Directive: Please rewrite everything from the line containing "list-item <box>1 537 889 595</box>" down to the line containing "list-dash: - <box>1 539 9 563</box>", replacing "receiver" with "radio" and leaving the rest unchanged.

— begin Material shown —

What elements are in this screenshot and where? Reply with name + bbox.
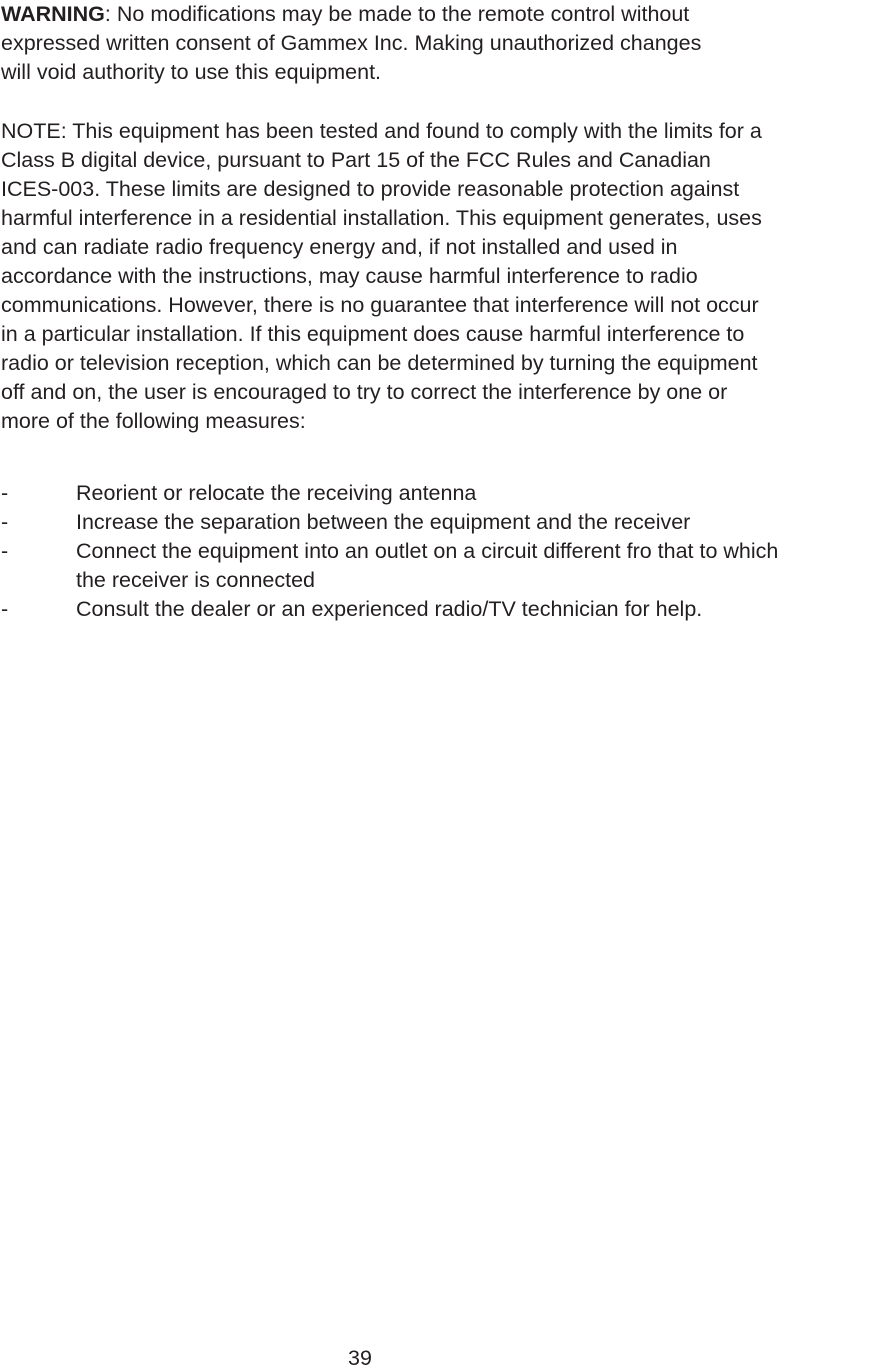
list-item <box>1 537 889 595</box>
warning-line-2: expressed written consent of Gammex Inc. Making unauthorized changes <box>1 31 702 55</box>
warning-paragraph <box>1 0 889 87</box>
list-item-text: the receiver is connected <box>76 568 316 592</box>
fcc-note-paragraph <box>1 117 889 436</box>
warning-line-1 <box>1 0 889 29</box>
list-item-text: Increase the separation between the equipment and the receiver <box>76 510 691 534</box>
list-dash: - <box>1 510 9 534</box>
measures-list <box>1 479 889 624</box>
note-line: harmful interference in a residential installation. This equipment generates, uses <box>1 206 762 230</box>
warning-text: : No modifications may be made to the remote control without <box>104 2 690 26</box>
note-line: ICES-003. These limits are designed to provide reasonable protection against <box>1 177 740 201</box>
note-line: accordance with the instructions, may cause harmful interference to radio <box>1 264 698 288</box>
page-number: 39 <box>348 1346 372 1370</box>
list-dash: - <box>1 481 9 505</box>
note-line: more of the following measures: <box>1 409 306 433</box>
list-item-text: Consult the dealer or an experienced radio/TV technician for help. <box>76 597 703 621</box>
warning-line-3: will void authority to use this equipment. <box>1 60 382 84</box>
list-dash: - <box>1 539 9 563</box>
note-line: off and on, the user is encouraged to try to correct the interference by one or <box>1 380 728 404</box>
note-line: communications. However, there is no guarantee that interference will not occur <box>1 293 759 317</box>
note-line: NOTE: This equipment has been tested and found to comply with the limits for a <box>1 119 762 143</box>
list-item-text: Connect the equipment into an outlet on a circuit different fro that to which <box>76 539 779 563</box>
note-line: in a particular installation. If this equipment does cause harmful interference to <box>1 322 745 346</box>
note-line: radio or television reception, which can be determined by turning the equipment <box>1 351 758 375</box>
list-item-text: Reorient or relocate the receiving antenna <box>76 481 477 505</box>
note-line: and can radiate radio frequency energy and, if not installed and used in <box>1 235 678 259</box>
note-line: Class B digital device, pursuant to Part 15 of the FCC Rules and Canadian <box>1 148 711 172</box>
warning-label: WARNING <box>1 2 105 26</box>
list-item <box>1 508 889 537</box>
list-item <box>1 595 889 624</box>
list-item <box>1 479 889 508</box>
list-dash: - <box>1 597 9 621</box>
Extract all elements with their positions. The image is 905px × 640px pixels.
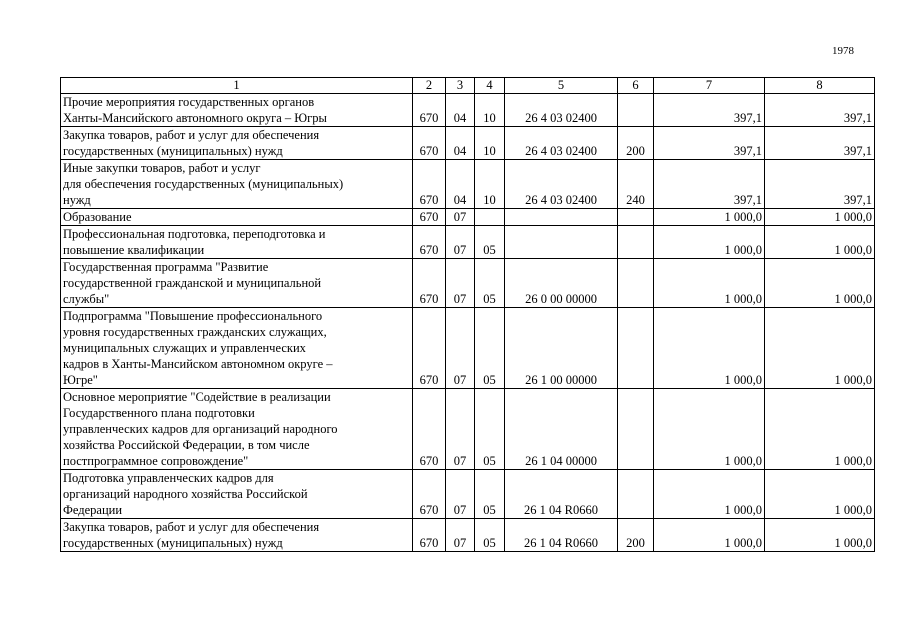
cell-name-line: Прочие мероприятия государственных органов (63, 95, 315, 109)
cell-subsection: 05 (475, 389, 505, 470)
cell-name-line: повышение квалификации (63, 243, 205, 257)
cell-target-article: 26 1 04 R0660 (505, 519, 618, 552)
cell-amount-1: 1 000,0 (654, 389, 765, 470)
cell-ved: 670 (413, 94, 446, 127)
cell-amount-2: 1 000,0 (765, 389, 875, 470)
table-row (61, 259, 875, 308)
cell-expense-type (618, 308, 654, 389)
cell-name-line: кадров в Ханты-Мансийском автономном округе – (63, 357, 333, 371)
cell-name-line: государственных (муниципальных) нужд (63, 536, 283, 550)
cell-amount-2: 397,1 (765, 94, 875, 127)
cell-ved: 670 (413, 470, 446, 519)
cell-name-line: Подпрограмма "Повышение профессионального (63, 309, 323, 323)
table-header-row (61, 78, 875, 94)
cell-amount-2: 1 000,0 (765, 470, 875, 519)
cell-expense-type (618, 470, 654, 519)
cell-name (61, 226, 413, 259)
cell-amount-2: 1 000,0 (765, 308, 875, 389)
cell-section: 07 (446, 308, 475, 389)
cell-amount-2: 397,1 (765, 127, 875, 160)
cell-amount-2: 1 000,0 (765, 519, 875, 552)
cell-target-article (505, 226, 618, 259)
cell-name-line: Федерации (63, 503, 123, 517)
cell-name-line: государственных (муниципальных) нужд (63, 144, 283, 158)
cell-name-line: постпрограммное сопровождение" (63, 454, 249, 468)
cell-expense-type: 200 (618, 127, 654, 160)
cell-ved: 670 (413, 209, 446, 226)
cell-name-line: Ханты-Мансийского автономного округа – Югры (63, 111, 327, 125)
cell-target-article: 26 4 03 02400 (505, 127, 618, 160)
cell-name-line: нужд (63, 193, 91, 207)
cell-amount-1: 397,1 (654, 127, 765, 160)
cell-amount-1: 1 000,0 (654, 519, 765, 552)
cell-amount-2: 397,1 (765, 160, 875, 209)
cell-amount-1: 1 000,0 (654, 470, 765, 519)
cell-amount-2: 1 000,0 (765, 259, 875, 308)
column-header: 3 (446, 78, 475, 94)
cell-name-line: Югре" (63, 373, 98, 387)
cell-subsection: 05 (475, 470, 505, 519)
table-row (61, 226, 875, 259)
cell-target-article: 26 4 03 02400 (505, 94, 618, 127)
column-header: 7 (654, 78, 765, 94)
cell-ved: 670 (413, 226, 446, 259)
cell-name-line: хозяйства Российской Федерации, в том числе (63, 438, 310, 452)
column-header: 8 (765, 78, 875, 94)
cell-section: 07 (446, 209, 475, 226)
cell-expense-type: 240 (618, 160, 654, 209)
cell-target-article (505, 209, 618, 226)
table-row (61, 160, 875, 209)
cell-name-line: Подготовка управленческих кадров для (63, 471, 274, 485)
table-row (61, 127, 875, 160)
cell-expense-type: 200 (618, 519, 654, 552)
cell-name (61, 94, 413, 127)
cell-amount-1: 1 000,0 (654, 209, 765, 226)
cell-target-article: 26 1 00 00000 (505, 308, 618, 389)
cell-subsection: 10 (475, 160, 505, 209)
cell-expense-type (618, 209, 654, 226)
cell-name-line: муниципальных служащих и управленческих (63, 341, 306, 355)
table-row (61, 389, 875, 470)
cell-expense-type (618, 226, 654, 259)
table-row (61, 94, 875, 127)
cell-name-line: организаций народного хозяйства Российской (63, 487, 308, 501)
cell-amount-1: 397,1 (654, 160, 765, 209)
page-number: 1978 (832, 45, 854, 57)
cell-name-line: Закупка товаров, работ и услуг для обеспечения (63, 128, 320, 142)
cell-expense-type (618, 259, 654, 308)
cell-name-line: Профессиональная подготовка, переподготовка и (63, 227, 326, 241)
cell-ved: 670 (413, 127, 446, 160)
cell-amount-1: 1 000,0 (654, 308, 765, 389)
cell-amount-2: 1 000,0 (765, 226, 875, 259)
cell-name (61, 160, 413, 209)
cell-name (61, 389, 413, 470)
cell-target-article: 26 0 00 00000 (505, 259, 618, 308)
table-row (61, 470, 875, 519)
cell-name (61, 308, 413, 389)
cell-ved: 670 (413, 308, 446, 389)
cell-amount-1: 1 000,0 (654, 259, 765, 308)
cell-ved: 670 (413, 519, 446, 552)
column-header: 6 (618, 78, 654, 94)
cell-expense-type (618, 389, 654, 470)
cell-ved: 670 (413, 389, 446, 470)
cell-target-article: 26 4 03 02400 (505, 160, 618, 209)
cell-subsection: 10 (475, 127, 505, 160)
cell-target-article: 26 1 04 00000 (505, 389, 618, 470)
cell-name-line: Иные закупки товаров, работ и услуг (63, 161, 261, 175)
cell-section: 04 (446, 127, 475, 160)
cell-name-line: Образование (63, 210, 132, 224)
column-header: 5 (505, 78, 618, 94)
cell-section: 04 (446, 94, 475, 127)
cell-name-line: для обеспечения государственных (муниципальных) (63, 177, 344, 191)
column-header: 1 (61, 78, 413, 94)
cell-ved: 670 (413, 259, 446, 308)
cell-name-line: уровня государственных гражданских служащих, (63, 325, 327, 339)
cell-target-article: 26 1 04 R0660 (505, 470, 618, 519)
cell-amount-1: 1 000,0 (654, 226, 765, 259)
cell-section: 07 (446, 259, 475, 308)
cell-amount-2: 1 000,0 (765, 209, 875, 226)
cell-name-line: управленческих кадров для организаций народного (63, 422, 338, 436)
cell-amount-1: 397,1 (654, 94, 765, 127)
cell-subsection: 05 (475, 519, 505, 552)
cell-name (61, 127, 413, 160)
cell-ved: 670 (413, 160, 446, 209)
cell-subsection: 05 (475, 226, 505, 259)
cell-name (61, 259, 413, 308)
column-header: 2 (413, 78, 446, 94)
cell-section: 04 (446, 160, 475, 209)
cell-subsection: 10 (475, 94, 505, 127)
cell-name (61, 209, 413, 226)
cell-section: 07 (446, 226, 475, 259)
cell-name-line: Государственная программа "Развитие (63, 260, 269, 274)
cell-section: 07 (446, 389, 475, 470)
cell-subsection: 05 (475, 308, 505, 389)
cell-name-line: государственной гражданской и муниципальной (63, 276, 322, 290)
cell-name-line: Основное мероприятие "Содействие в реализации (63, 390, 331, 404)
cell-name (61, 519, 413, 552)
cell-section: 07 (446, 519, 475, 552)
table-row (61, 209, 875, 226)
cell-expense-type (618, 94, 654, 127)
budget-table (60, 77, 875, 552)
table-row (61, 519, 875, 552)
cell-section: 07 (446, 470, 475, 519)
cell-name-line: службы" (63, 292, 110, 306)
cell-name-line: Государственного плана подготовки (63, 406, 255, 420)
cell-subsection (475, 209, 505, 226)
table-row (61, 308, 875, 389)
cell-name-line: Закупка товаров, работ и услуг для обеспечения (63, 520, 320, 534)
cell-subsection: 05 (475, 259, 505, 308)
column-header: 4 (475, 78, 505, 94)
cell-name (61, 470, 413, 519)
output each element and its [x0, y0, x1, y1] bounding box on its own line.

— end Material shown —

The response:
list-item <box>1 537 889 595</box>
warning-line-2: expressed written consent of Gammex Inc. Making unauthorized changes <box>1 31 702 55</box>
warning-paragraph <box>1 0 889 87</box>
list-item-text: the radio is connected <box>76 568 316 592</box>
fcc-note-paragraph <box>1 117 889 436</box>
warning-line-1 <box>1 0 889 29</box>
list-item-text: Increase the separation between the equipment and the radio <box>76 510 691 534</box>
list-dash: - <box>1 510 9 534</box>
measures-list <box>1 479 889 624</box>
note-line: harmful interference in a residential installation. This equipment generates, uses <box>1 206 762 230</box>
warning-text: : No modifications may be made to the remote control without <box>104 2 690 26</box>
note-line: ICES-003. These limits are designed to provide reasonable protection against <box>1 177 740 201</box>
note-line: accordance with the instructions, may cause harmful interference to radio <box>1 264 698 288</box>
page-number: 39 <box>348 1346 372 1370</box>
list-dash: - <box>1 481 9 505</box>
note-line: more of the following measures: <box>1 409 306 433</box>
list-item-text: Consult the dealer or an experienced radio/TV technician for help. <box>76 597 703 621</box>
warning-line-3: will void authority to use this equipment. <box>1 60 382 84</box>
list-dash: - <box>1 539 9 563</box>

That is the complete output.